__Exercise task__
Search the records below for the word "mais". Pull out each line that has it.

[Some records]
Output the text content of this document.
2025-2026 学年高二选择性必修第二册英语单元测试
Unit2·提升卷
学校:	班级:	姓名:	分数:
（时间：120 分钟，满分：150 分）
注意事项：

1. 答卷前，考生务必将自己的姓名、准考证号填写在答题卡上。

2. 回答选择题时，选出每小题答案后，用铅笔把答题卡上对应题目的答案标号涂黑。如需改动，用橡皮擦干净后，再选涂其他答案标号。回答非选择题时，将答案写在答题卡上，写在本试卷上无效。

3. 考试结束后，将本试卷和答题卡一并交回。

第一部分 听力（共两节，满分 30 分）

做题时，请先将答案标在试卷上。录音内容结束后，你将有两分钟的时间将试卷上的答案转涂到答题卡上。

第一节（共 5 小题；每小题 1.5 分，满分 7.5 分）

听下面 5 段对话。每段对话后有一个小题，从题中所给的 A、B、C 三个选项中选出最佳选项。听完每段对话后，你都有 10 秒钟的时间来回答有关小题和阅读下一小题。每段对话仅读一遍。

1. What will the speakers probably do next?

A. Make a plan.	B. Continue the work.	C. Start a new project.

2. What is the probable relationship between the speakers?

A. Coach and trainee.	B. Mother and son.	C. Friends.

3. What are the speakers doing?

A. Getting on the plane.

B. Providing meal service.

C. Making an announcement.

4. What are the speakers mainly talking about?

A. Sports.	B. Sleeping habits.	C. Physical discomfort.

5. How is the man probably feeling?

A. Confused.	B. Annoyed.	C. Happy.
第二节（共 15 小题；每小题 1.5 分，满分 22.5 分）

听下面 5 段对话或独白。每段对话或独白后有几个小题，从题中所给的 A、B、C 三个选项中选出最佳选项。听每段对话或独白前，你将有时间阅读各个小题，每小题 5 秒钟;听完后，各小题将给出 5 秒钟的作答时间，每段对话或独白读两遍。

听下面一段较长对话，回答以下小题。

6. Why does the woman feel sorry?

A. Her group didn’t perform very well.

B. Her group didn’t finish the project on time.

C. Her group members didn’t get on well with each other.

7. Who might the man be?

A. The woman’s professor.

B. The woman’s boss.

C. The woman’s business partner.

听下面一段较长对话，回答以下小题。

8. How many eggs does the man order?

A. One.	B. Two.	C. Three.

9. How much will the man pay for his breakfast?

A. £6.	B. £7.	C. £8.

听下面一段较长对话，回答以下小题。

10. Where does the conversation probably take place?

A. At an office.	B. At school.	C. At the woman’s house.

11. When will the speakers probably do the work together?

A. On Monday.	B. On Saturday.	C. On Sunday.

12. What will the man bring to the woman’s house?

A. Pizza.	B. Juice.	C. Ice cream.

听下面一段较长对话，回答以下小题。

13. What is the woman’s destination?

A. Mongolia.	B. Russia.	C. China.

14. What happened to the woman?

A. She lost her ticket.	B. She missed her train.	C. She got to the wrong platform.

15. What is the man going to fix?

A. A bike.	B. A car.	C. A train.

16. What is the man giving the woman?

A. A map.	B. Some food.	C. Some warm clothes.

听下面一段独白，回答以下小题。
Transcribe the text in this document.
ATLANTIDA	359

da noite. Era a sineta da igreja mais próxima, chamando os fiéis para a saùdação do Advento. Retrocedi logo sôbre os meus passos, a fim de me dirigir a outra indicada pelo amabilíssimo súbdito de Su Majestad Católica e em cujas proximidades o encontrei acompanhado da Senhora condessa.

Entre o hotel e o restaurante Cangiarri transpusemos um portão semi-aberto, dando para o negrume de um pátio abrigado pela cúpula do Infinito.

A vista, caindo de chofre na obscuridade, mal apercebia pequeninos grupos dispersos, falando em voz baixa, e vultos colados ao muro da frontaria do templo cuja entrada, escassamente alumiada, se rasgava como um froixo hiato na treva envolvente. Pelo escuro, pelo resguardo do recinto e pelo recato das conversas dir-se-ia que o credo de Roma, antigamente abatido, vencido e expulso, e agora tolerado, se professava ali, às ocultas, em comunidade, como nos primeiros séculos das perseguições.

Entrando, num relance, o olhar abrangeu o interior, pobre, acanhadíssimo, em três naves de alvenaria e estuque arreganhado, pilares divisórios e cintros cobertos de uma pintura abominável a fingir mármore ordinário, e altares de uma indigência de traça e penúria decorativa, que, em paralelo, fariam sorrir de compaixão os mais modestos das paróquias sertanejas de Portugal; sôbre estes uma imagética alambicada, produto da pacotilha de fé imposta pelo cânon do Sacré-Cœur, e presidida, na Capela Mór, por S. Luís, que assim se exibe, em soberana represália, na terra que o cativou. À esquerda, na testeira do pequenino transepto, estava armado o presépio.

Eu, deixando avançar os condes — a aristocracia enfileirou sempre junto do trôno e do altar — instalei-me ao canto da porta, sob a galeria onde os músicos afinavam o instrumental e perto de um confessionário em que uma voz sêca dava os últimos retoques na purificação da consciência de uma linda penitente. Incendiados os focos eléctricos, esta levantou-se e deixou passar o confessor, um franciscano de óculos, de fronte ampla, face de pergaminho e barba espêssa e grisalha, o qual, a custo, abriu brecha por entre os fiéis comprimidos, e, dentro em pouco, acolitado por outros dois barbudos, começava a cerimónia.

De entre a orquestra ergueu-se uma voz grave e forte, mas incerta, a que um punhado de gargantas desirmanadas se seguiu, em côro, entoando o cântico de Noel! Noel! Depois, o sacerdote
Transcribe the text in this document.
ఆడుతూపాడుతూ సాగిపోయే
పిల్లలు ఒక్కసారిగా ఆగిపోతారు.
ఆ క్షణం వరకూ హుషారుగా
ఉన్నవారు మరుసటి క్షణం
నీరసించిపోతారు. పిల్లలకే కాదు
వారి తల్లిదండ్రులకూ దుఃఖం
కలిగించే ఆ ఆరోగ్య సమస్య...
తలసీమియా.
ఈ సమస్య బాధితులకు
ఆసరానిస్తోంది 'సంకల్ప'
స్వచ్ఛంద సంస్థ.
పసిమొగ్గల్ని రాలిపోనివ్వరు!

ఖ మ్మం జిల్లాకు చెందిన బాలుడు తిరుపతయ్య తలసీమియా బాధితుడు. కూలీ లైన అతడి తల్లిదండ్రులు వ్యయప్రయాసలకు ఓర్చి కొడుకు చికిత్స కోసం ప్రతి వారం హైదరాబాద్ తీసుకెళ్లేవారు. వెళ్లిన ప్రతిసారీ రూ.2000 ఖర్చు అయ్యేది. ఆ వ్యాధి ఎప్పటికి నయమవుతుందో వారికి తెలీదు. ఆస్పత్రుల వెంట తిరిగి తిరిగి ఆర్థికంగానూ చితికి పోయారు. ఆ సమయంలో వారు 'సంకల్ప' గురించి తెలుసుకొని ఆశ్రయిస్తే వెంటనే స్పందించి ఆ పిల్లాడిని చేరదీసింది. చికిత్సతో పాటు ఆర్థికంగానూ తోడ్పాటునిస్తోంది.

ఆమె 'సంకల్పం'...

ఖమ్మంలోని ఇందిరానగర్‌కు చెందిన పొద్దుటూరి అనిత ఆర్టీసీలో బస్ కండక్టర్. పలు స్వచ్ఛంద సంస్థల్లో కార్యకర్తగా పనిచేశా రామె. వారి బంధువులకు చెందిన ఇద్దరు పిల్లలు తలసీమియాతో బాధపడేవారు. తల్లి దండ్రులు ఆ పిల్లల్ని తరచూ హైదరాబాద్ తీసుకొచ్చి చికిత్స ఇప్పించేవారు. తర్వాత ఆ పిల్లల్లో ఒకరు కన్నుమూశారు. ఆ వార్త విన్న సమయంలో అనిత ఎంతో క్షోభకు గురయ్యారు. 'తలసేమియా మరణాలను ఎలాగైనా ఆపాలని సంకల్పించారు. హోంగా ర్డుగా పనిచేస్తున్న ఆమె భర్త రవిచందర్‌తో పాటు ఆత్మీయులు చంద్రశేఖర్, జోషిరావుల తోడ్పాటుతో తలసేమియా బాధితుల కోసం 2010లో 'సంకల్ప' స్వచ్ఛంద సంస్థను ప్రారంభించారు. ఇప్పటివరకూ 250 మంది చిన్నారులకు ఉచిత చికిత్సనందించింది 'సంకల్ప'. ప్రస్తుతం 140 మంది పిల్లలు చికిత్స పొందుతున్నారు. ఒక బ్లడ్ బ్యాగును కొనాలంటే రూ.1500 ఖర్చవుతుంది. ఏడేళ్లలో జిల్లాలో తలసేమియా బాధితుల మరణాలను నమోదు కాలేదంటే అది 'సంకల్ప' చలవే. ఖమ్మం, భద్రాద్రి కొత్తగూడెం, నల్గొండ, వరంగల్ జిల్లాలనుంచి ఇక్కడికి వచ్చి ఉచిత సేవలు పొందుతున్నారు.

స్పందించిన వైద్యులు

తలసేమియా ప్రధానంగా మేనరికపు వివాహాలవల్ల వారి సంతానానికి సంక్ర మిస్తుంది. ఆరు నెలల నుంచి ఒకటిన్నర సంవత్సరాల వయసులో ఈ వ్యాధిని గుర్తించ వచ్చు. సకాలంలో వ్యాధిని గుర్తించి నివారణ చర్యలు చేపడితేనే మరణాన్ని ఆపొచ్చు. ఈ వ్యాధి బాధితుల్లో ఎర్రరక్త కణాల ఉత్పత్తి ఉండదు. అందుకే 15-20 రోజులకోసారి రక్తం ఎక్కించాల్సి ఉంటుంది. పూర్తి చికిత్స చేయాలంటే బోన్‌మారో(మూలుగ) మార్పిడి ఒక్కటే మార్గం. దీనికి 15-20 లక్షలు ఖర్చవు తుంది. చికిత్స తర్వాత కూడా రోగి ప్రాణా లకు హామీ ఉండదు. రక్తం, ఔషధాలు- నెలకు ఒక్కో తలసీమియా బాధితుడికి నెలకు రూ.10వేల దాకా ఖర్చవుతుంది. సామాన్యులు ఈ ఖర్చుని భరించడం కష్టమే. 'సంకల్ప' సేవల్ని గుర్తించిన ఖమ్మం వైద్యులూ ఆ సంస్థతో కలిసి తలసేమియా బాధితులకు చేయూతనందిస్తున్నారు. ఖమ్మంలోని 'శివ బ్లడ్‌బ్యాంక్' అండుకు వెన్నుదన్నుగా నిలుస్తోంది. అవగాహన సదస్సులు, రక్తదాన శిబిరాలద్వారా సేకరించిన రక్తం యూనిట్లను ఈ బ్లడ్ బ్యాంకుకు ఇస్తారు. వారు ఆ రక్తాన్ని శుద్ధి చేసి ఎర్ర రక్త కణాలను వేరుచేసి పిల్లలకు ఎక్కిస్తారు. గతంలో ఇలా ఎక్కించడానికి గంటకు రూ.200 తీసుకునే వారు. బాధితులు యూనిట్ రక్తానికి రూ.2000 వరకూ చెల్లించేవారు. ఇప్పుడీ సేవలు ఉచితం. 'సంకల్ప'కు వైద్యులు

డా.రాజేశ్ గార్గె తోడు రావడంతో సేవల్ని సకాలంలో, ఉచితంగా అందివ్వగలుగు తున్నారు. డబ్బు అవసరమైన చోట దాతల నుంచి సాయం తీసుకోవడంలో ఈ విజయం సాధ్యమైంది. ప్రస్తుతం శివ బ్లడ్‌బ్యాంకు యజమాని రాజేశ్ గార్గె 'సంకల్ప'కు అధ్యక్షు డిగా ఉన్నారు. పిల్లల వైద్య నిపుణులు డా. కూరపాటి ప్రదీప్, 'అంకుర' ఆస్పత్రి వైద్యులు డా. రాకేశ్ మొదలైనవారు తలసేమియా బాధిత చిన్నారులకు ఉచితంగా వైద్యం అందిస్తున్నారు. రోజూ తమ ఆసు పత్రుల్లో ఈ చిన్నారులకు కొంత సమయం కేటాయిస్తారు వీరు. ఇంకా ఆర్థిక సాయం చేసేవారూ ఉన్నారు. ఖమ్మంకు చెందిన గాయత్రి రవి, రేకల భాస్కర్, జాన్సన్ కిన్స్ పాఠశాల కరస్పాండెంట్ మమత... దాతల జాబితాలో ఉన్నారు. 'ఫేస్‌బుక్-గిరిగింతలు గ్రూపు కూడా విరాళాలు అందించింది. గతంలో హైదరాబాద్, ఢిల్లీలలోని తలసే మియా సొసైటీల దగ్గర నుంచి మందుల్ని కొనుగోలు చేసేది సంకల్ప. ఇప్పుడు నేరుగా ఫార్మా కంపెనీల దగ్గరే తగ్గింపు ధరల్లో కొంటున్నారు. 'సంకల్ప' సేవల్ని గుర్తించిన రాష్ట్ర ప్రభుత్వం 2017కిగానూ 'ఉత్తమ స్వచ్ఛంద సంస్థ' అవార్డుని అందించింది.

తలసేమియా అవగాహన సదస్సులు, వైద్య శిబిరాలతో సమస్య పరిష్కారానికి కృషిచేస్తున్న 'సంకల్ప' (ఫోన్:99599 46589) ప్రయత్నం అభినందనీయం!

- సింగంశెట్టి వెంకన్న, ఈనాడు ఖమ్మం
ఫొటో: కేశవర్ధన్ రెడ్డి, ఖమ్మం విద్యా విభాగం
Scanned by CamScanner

__Final result__
da noite. Era a sineta da igreja mais próxima, chamando os fiéis para a saùdação do Advento. Retrocedi logo sôbre os meus passos, a fim de me dirigir a outra indicada pelo amabilíssimo súbdito de Su Majestad Católica e em cujas proximidades o encontrei acompanhado da Senhora condessa.
Entrando, num relance, o olhar abrangeu o interior, pobre, acanhadíssimo, em três naves de alvenaria e estuque arreganhado, pilares divisórios e cintros cobertos de uma pintura abominável a fingir mármore ordinário, e altares de uma indigência de traça e penúria decorativa, que, em paralelo, fariam sorrir de compaixão os mais modestos das paróquias sertanejas de Portugal; sôbre estes uma imagética alambicada, produto da pacotilha de fé imposta pelo cânon do Sacré-Cœur, e presidida, na Capela Mór, por S. Luís, que assim se exibe, em soberana represália, na terra que o cativou. À esquerda, na testeira do pequenino transepto, estava armado o presépio.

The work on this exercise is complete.